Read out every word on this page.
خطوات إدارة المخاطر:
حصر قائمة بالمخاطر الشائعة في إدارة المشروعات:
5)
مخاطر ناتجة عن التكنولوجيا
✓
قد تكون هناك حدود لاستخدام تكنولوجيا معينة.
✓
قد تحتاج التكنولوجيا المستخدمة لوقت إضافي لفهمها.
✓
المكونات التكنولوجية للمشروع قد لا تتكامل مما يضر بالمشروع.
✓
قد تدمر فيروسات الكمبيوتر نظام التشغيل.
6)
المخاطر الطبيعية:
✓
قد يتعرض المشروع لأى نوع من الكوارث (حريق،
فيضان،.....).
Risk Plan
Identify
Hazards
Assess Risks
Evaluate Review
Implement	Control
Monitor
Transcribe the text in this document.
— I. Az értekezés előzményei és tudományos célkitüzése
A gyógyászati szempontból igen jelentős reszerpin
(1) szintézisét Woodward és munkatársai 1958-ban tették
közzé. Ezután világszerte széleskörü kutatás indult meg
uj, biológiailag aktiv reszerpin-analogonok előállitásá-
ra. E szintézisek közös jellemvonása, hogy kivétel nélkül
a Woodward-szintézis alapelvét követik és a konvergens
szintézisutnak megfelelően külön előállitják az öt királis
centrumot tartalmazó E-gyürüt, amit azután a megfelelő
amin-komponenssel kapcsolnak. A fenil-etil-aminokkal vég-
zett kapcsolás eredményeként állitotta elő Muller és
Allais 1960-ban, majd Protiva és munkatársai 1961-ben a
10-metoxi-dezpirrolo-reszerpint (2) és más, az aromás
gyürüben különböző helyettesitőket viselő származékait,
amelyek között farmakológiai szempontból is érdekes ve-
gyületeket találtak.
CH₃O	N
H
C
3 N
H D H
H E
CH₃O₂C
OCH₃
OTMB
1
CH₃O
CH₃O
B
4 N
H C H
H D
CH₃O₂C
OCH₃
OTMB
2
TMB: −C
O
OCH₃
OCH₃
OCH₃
★ ★ ★ ★ ★
WORK INSTRUCTIONS:
Pick out every line holding the string "Woodward" and return it.

EXERCISE RESULT:
(1) szintézisét Woodward és munkatársai 1958-ban tették
a Woodward-szintézis alapelvét követik és a konvergens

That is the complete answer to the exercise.